* _Records shown_
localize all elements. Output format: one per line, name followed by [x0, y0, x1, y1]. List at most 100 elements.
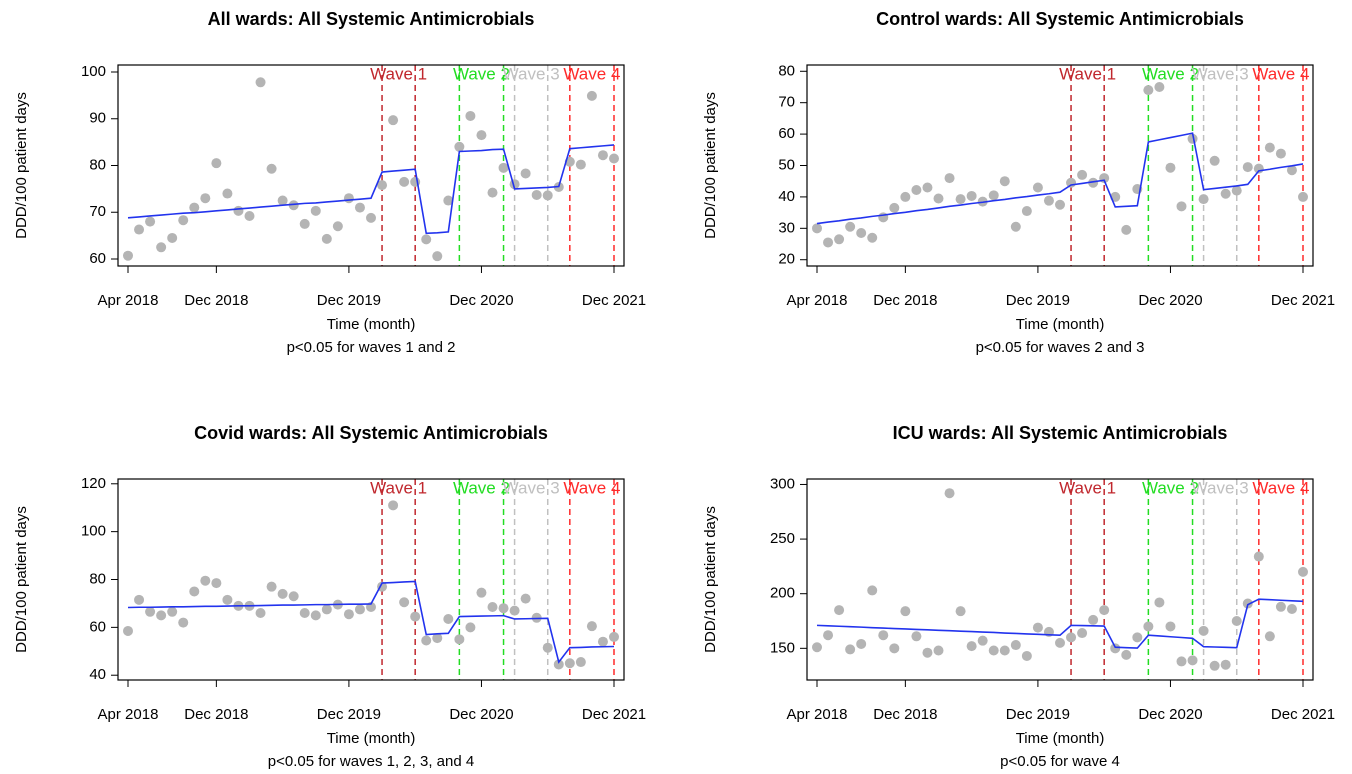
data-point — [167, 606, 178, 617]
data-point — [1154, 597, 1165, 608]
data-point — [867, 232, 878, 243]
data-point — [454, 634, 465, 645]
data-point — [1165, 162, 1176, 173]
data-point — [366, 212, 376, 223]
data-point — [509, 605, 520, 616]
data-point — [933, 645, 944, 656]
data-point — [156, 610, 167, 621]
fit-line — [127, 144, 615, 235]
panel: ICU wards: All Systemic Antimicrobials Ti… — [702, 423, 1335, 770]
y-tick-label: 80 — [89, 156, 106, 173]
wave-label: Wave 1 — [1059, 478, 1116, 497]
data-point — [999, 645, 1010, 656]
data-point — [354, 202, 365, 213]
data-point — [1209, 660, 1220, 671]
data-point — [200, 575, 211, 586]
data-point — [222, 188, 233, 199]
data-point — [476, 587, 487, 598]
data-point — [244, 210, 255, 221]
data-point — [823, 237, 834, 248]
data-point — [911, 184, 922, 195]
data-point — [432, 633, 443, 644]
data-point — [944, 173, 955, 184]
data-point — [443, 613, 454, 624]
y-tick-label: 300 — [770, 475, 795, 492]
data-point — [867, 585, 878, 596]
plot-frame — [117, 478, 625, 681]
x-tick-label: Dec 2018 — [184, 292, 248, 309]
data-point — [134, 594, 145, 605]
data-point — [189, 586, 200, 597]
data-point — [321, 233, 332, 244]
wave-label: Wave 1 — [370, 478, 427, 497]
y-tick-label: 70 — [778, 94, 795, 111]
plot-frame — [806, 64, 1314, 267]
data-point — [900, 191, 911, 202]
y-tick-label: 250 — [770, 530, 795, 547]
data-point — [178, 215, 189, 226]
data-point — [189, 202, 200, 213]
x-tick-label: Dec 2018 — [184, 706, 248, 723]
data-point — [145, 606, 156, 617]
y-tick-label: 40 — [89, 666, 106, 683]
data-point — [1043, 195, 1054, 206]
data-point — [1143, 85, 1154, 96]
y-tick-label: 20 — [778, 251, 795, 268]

* _What the task asks_
Can you copy every line of the records above verbatim, leaving out the pictures?

* _Completed task_
localize all elements. Output format: one per line, name followed by [x0, y0, x1, y1]. List at most 100 elements.
data-point — [167, 606, 178, 617]
data-point — [1154, 597, 1165, 608]
data-point — [867, 232, 878, 243]
data-point — [454, 634, 465, 645]
data-point — [1165, 162, 1176, 173]
data-point — [366, 212, 376, 223]
data-point — [509, 605, 520, 616]
data-point — [933, 645, 944, 656]
data-point — [156, 610, 167, 621]
fit-line — [127, 144, 615, 235]
panel: ICU wards: All Systemic Antimicrobials Ti… — [702, 423, 1335, 770]
y-tick-label: 80 — [89, 156, 106, 173]
wave-label: Wave 1 — [1059, 478, 1116, 497]
data-point — [999, 645, 1010, 656]
data-point — [354, 202, 365, 213]
data-point — [1209, 660, 1220, 671]
data-point — [200, 575, 211, 586]
data-point — [222, 188, 233, 199]
data-point — [476, 587, 487, 598]
data-point — [244, 210, 255, 221]
data-point — [823, 237, 834, 248]
data-point — [911, 184, 922, 195]
data-point — [432, 633, 443, 644]
data-point — [944, 173, 955, 184]
data-point — [443, 613, 454, 624]
y-tick-label: 300 — [770, 475, 795, 492]
data-point — [867, 585, 878, 596]
plot-frame — [117, 478, 625, 681]
x-tick-label: Dec 2018 — [184, 292, 248, 309]
data-point — [134, 594, 145, 605]
data-point — [189, 586, 200, 597]
data-point — [321, 233, 332, 244]
wave-label: Wave 1 — [370, 478, 427, 497]
y-tick-label: 70 — [778, 94, 795, 111]
plot-frame — [806, 64, 1314, 267]
data-point — [900, 191, 911, 202]
y-tick-label: 250 — [770, 530, 795, 547]
data-point — [178, 215, 189, 226]
data-point — [189, 202, 200, 213]
x-tick-label: Dec 2018 — [184, 706, 248, 723]
data-point — [145, 606, 156, 617]
y-tick-label: 40 — [89, 666, 106, 683]
data-point — [1043, 195, 1054, 206]
data-point — [1143, 85, 1154, 96]
y-tick-label: 20 — [778, 251, 795, 268]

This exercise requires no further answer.